__Task__: Below are records; state how many of their lines hold the word "permutación", and give only the figure.

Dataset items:
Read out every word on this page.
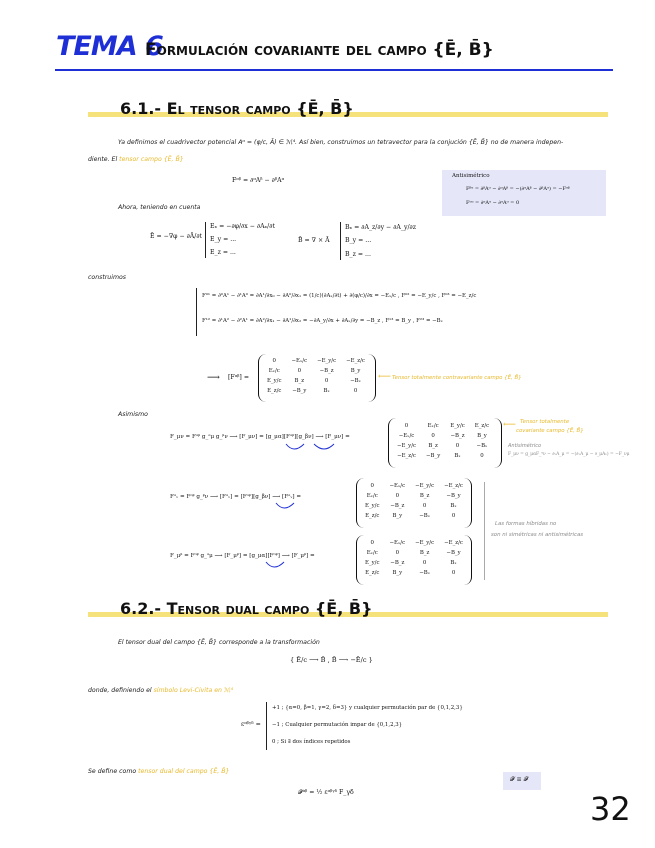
TEMA 6
Formulación covariante del campo {Ē, B̄}
6.1.- El tensor campo {Ē, B̄}
Ya definimos el cuadrivector potencial Aᵅ = (φ/c, Ā) ∈ ℳ⁴. Así bien, construimos un tetravector para la conjución {Ē, B̄} no de manera indepen-
diente. El tensor campo {Ē, B̄}
Fᵅᵝ = ∂ᵅAᵝ − ∂ᵝAᵅ
Antisimétrico
Fᵝᵅ = ∂ᵝAᵅ − ∂ᵅAᵝ = −(∂ᵅAᵝ − ∂ᵝAᵅ) = −Fᵅᵝ
Fᵅᵅ = ∂ᵅAᵅ − ∂ᵅAᵅ = 0
Ahora, teniendo en cuenta
Ē = −∇φ − ∂Ā/∂t
Eₓ = −∂φ/∂x − ∂Aₓ/∂t
E_y = ...
E_z = ...
B̄ = ∇ × Ā
Bₓ = ∂A_z/∂y − ∂A_y/∂z
B_y = ...
B_z = ...
construimos
F⁰¹ = ∂⁰A¹ − ∂¹A⁰ = ∂A¹/∂x₀ − ∂A⁰/∂x₁ = (1/c)(∂Aₓ/∂t) + ∂(φ/c)/∂x = −Eₓ/c , F⁰² = −E_y/c , F⁰³ = −E_z/c
F¹² = ∂¹A² − ∂²A¹ = ∂A²/∂x₁ − ∂A¹/∂x₂ = −∂A_y/∂x + ∂Aₓ/∂y = −B_z , F¹³ = B_y , F²³ = −Bₓ
⟶ [Fᵅᵝ] =
0	−Eₓ/c	−E_y/c	−E_z/c
Eₓ/c	0	−B_z	B_y
E_y/c	B_z	0	−Bₓ
E_z/c	−B_y	Bₓ	0
⟵ Tensor totalmente contravariante campo {Ē, B̄}
Asimismo
F_μν = Fᵅᵝ g_ᵅμ g_ᵝν ⟶ [F_μν] = [g_μα][Fᵅᵝ][g_βν] ⟶ [F_μν] =
0	Eₓ/c	E_y/c	E_z/c
−Eₓ/c	0	−B_z	B_y
−E_y/c	B_z	0	−Bₓ
−E_z/c	−B_y	Bₓ	0
⟵ Tensor totalmente
covariante campo {Ē, B̄}
Antisimétrico
F_μν = g_μαF_ᵅν − ∂ᵥA_μ = −(∂ᵥA_μ − ∂_μAᵥ) = −F_νμ
Fᵅᵥ = Fᵅᵝ g_ᵝν ⟶ [Fᵅᵥ] = [Fᵅᵝ][g_βν] ⟶ [Fᵅᵥ] =
0	−Eₓ/c	−E_y/c	−E_z/c
Eₓ/c	0	B_z	−B_y
E_y/c	−B_z	0	Bₓ
E_z/c	B_y	−Bₓ	0
Las formas híbridas no
son ni simétricas ni antisimétricas
F_μᵝ = Fᵅᵝ g_ᵅμ ⟶ [F_μᵝ] = [g_μα][Fᵅᵝ] ⟶ [F_μᵝ] =
0	−Eₓ/c	−E_y/c	−E_z/c
Eₓ/c	0	B_z	−B_y
E_y/c	−B_z	0	Bₓ
E_z/c	B_y	−Bₓ	0
6.2.- Tensor dual campo {Ē, B̄}
El tensor dual del campo {Ē, B̄} corresponde a la transformación
{ Ē/c ⟶ B̄ , B̄ ⟶ −Ē/c }
donde, definiendo el símbolo Levi-Civita en ℳ⁴
εᵅᵝᵞᵟ =
+1 ; {α=0, β=1, γ=2, δ=3} y cualquier permutación par de {0,1,2,3}
−1 ; Cualquier permutación impar de {0,1,2,3}
0 ; Si ∃ dos índices repetidos
Se define como tensor dual del campo {Ē, B̄}
𝓕 ≡ 𝓕
𝓕ᵅᵝ = ½ εᵅᵝᵞᵟ F_γδ	32
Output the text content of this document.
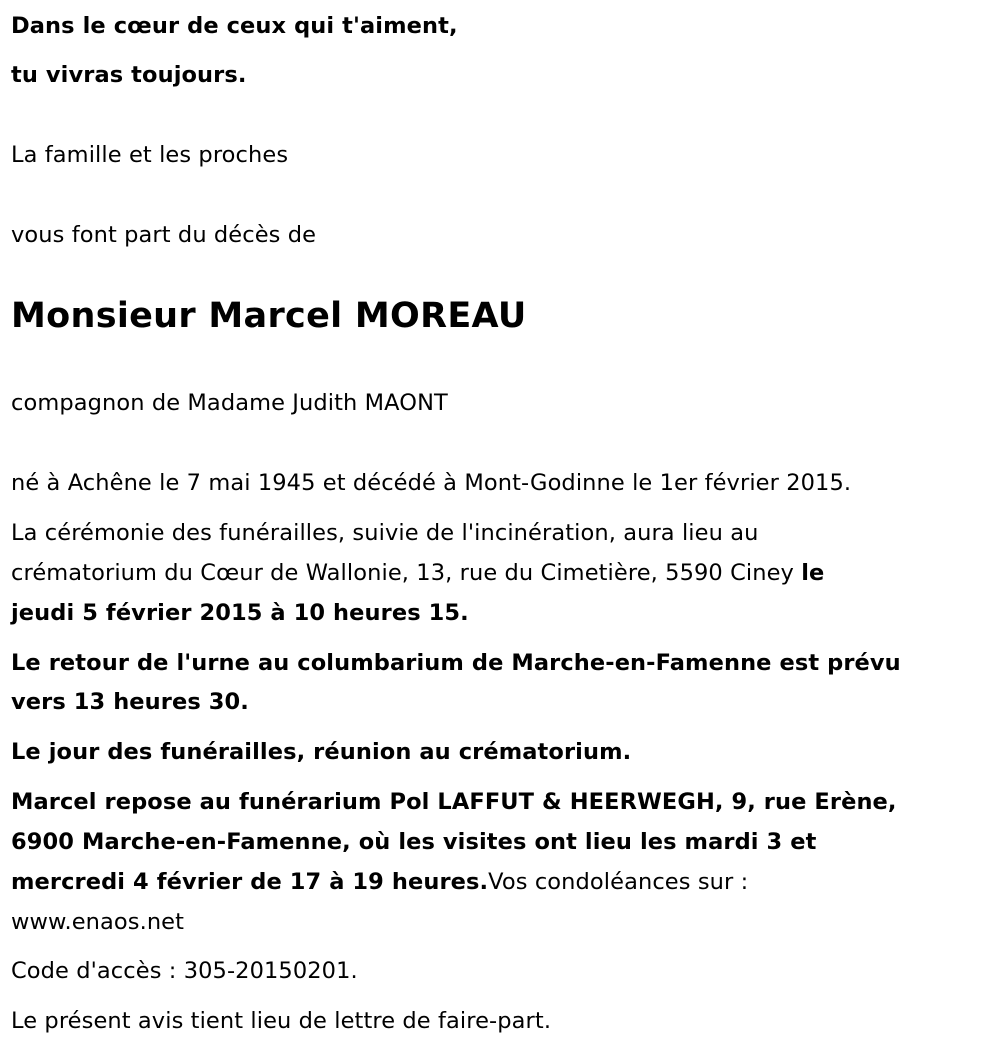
Dans le cœur de ceux qui t'aiment,
tu vivras toujours.
La famille et les proches
vous font part du décès de
Monsieur Marcel MOREAU
compagnon de Madame Judith MAONT
né à Achêne le 7 mai 1945 et décédé à Mont-Godinne le 1er février 2015.
La cérémonie des funérailles, suivie de l'incinération, aura lieu au
crématorium du Cœur de Wallonie, 13, rue du Cimetière, 5590 Ciney le
jeudi 5 février 2015 à 10 heures 15.
Le retour de l'urne au columbarium de Marche-en-Famenne est prévu
vers 13 heures 30.
Le jour des funérailles, réunion au crématorium.
Marcel repose au funérarium Pol LAFFUT & HEERWEGH, 9, rue Erène,
6900 Marche-en-Famenne, où les visites ont lieu les mardi 3 et
mercredi 4 février de 17 à 19 heures.Vos condoléances sur :
www.enaos.net
Code d'accès : 305-20150201.
Le présent avis tient lieu de lettre de faire-part.
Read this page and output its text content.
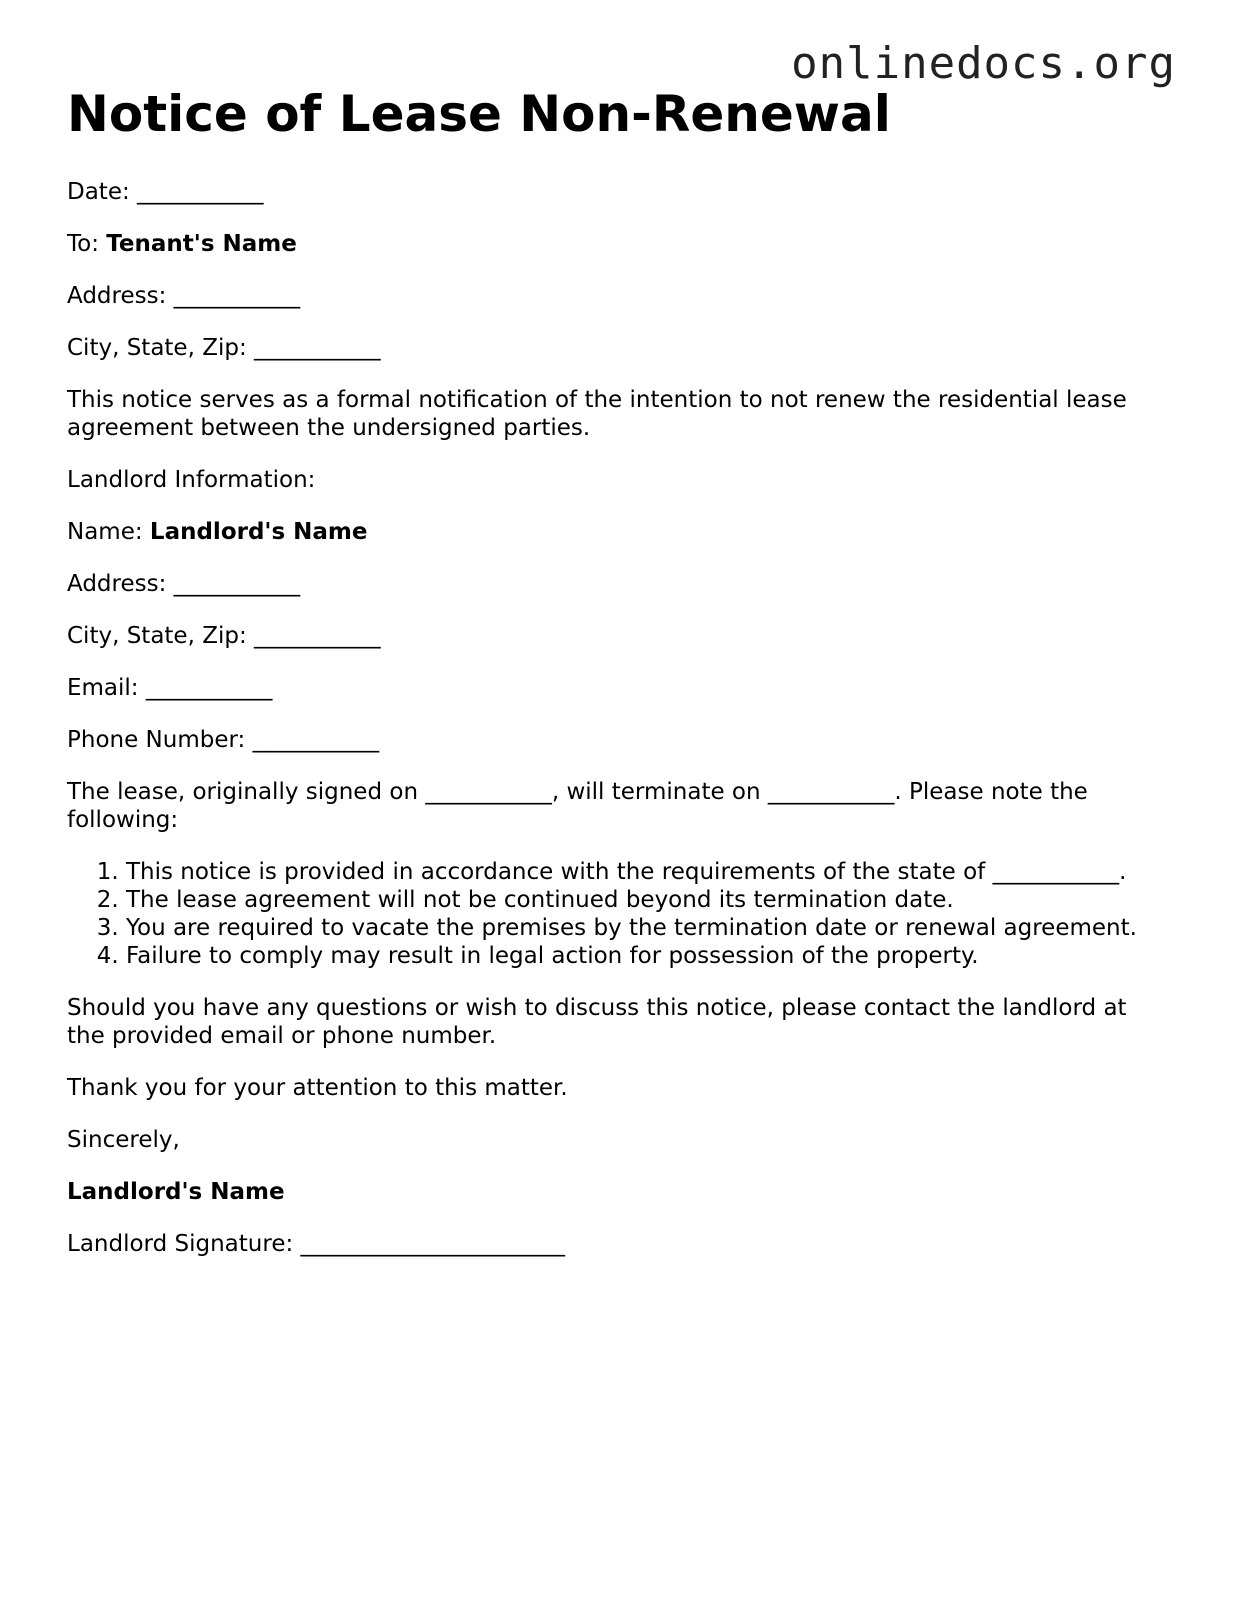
onlinedocs.org
Notice of Lease Non-Renewal

Date: ___________

To: Tenant's Name

Address: ___________

City, State, Zip: ___________

This notice serves as a formal notification of the intention to not renew the residential lease agreement between the undersigned parties.

Landlord Information:

Name: Landlord's Name

Address: ___________

City, State, Zip: ___________

Email: ___________

Phone Number: ___________

The lease, originally signed on ___________, will terminate on ___________. Please note the following:

1. This notice is provided in accordance with the requirements of the state of ___________.
2. The lease agreement will not be continued beyond its termination date.
3. You are required to vacate the premises by the termination date or renewal agreement.
4. Failure to comply may result in legal action for possession of the property.

Should you have any questions or wish to discuss this notice, please contact the landlord at the provided email or phone number.

Thank you for your attention to this matter.

Sincerely,

Landlord's Name

Landlord Signature: _______________________
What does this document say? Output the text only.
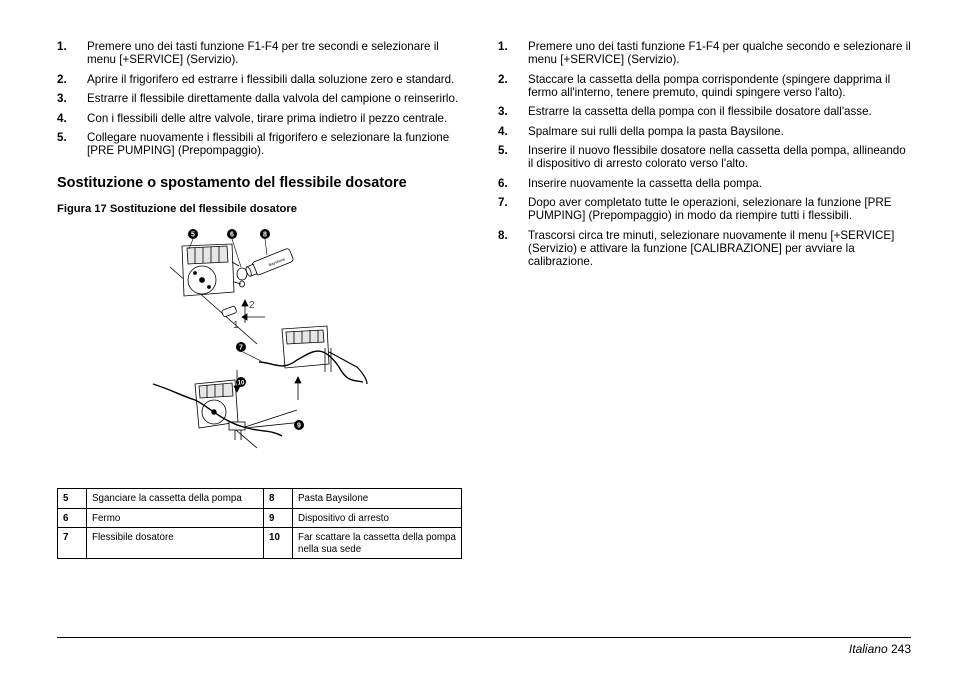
1. Premere uno dei tasti funzione F1-F4 per tre secondi e selezionare il menu [+SERVICE] (Servizio).
2. Aprire il frigorifero ed estrarre i flessibili dalla soluzione zero e standard.
3. Estrarre il flessibile direttamente dalla valvola del campione o reinserirlo.
4. Con i flessibili delle altre valvole, tirare prima indietro il pezzo centrale.
5. Collegare nuovamente i flessibili al frigorifero e selezionare la funzione [PRE PUMPING] (Prepompaggio).
Sostituzione o spostamento del flessibile dosatore
Figura 17 Sostituzione del flessibile dosatore
Baysilone
5	6	8
7
10
9
1
2
5	Sganciare la cassetta della pompa	8	Pasta Baysilone
6	Fermo	9	Dispositivo di arresto
7	Flessibile dosatore	10	Far scattare la cassetta della pompa nella sua sede
1. Premere uno dei tasti funzione F1-F4 per qualche secondo e selezionare il menu [+SERVICE] (Servizio).
2. Staccare la cassetta della pompa corrispondente (spingere dapprima il fermo all'interno, tenere premuto, quindi spingere verso l'alto).
3. Estrarre la cassetta della pompa con il flessibile dosatore dall'asse.
4. Spalmare sui rulli della pompa la pasta Baysilone.
5. Inserire il nuovo flessibile dosatore nella cassetta della pompa, allineando il dispositivo di arresto colorato verso l'alto.
6. Inserire nuovamente la cassetta della pompa.
7. Dopo aver completato tutte le operazioni, selezionare la funzione [PRE PUMPING] (Prepompaggio) in modo da riempire tutti i flessibili.
8. Trascorsi circa tre minuti, selezionare nuovamente il menu [+SERVICE] (Servizio) e attivare la funzione [CALIBRAZIONE] per avviare la calibrazione.
Italiano 243
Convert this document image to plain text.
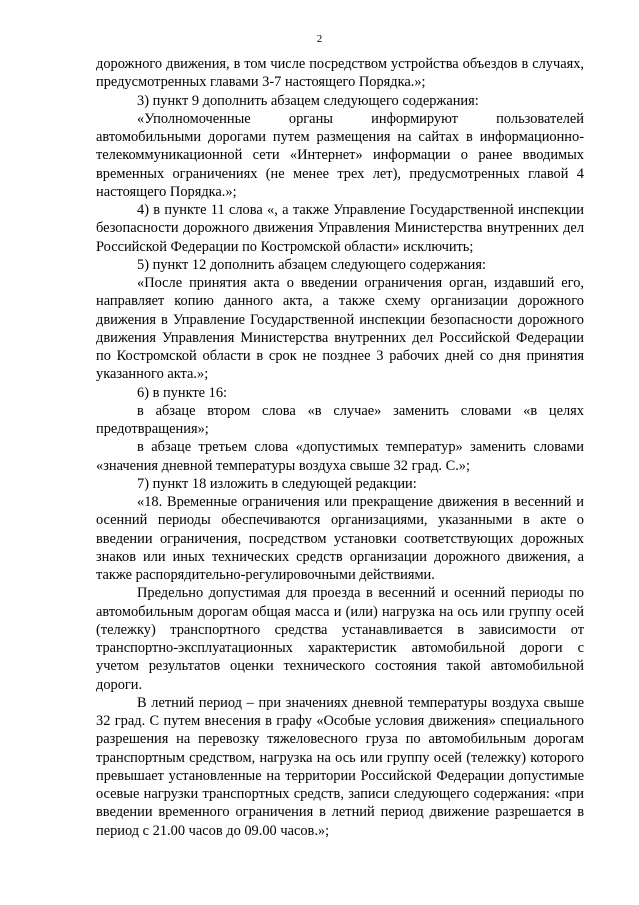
2

дорожного движения, в том числе посредством устройства объездов в случаях, предусмотренных главами 3-7 настоящего Порядка.»;

3) пункт 9 дополнить абзацем следующего содержания:

«Уполномоченные органы информируют пользователей автомобильными дорогами путем размещения на сайтах в информационно-телекоммуникационной сети «Интернет» информации о ранее вводимых временных ограничениях (не менее трех лет), предусмотренных главой 4 настоящего Порядка.»;

4) в пункте 11 слова «, а также Управление Государственной инспекции безопасности дорожного движения Управления Министерства внутренних дел Российской Федерации по Костромской области» исключить;

5) пункт 12 дополнить абзацем следующего содержания:

«После принятия акта о введении ограничения орган, издавший его, направляет копию данного акта, а также схему организации дорожного движения в Управление Государственной инспекции безопасности дорожного движения Управления Министерства внутренних дел Российской Федерации по Костромской области в срок не позднее 3 рабочих дней со дня принятия указанного акта.»;

6) в пункте 16:

в абзаце втором слова «в случае» заменить словами «в целях предотвращения»;

в абзаце третьем слова «допустимых температур» заменить словами «значения дневной температуры воздуха свыше 32 град. С.»;

7) пункт 18 изложить в следующей редакции:

«18. Временные ограничения или прекращение движения в весенний и осенний периоды обеспечиваются организациями, указанными в акте о введении ограничения, посредством установки соответствующих дорожных знаков или иных технических средств организации дорожного движения, а также распорядительно-регулировочными действиями.

Предельно допустимая для проезда в весенний и осенний периоды по автомобильным дорогам общая масса и (или) нагрузка на ось или группу осей (тележку) транспортного средства устанавливается в зависимости от транспортно-эксплуатационных характеристик автомобильной дороги с учетом результатов оценки технического состояния такой автомобильной дороги.

В летний период – при значениях дневной температуры воздуха свыше 32 град. С путем внесения в графу «Особые условия движения» специального разрешения на перевозку тяжеловесного груза по автомобильным дорогам транспортным средством, нагрузка на ось или группу осей (тележку) которого превышает установленные на территории Российской Федерации допустимые осевые нагрузки транспортных средств, записи следующего содержания: «при введении временного ограничения в летний период движение разрешается в период с 21.00 часов до 09.00 часов.»;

__Answer to the problem__: 2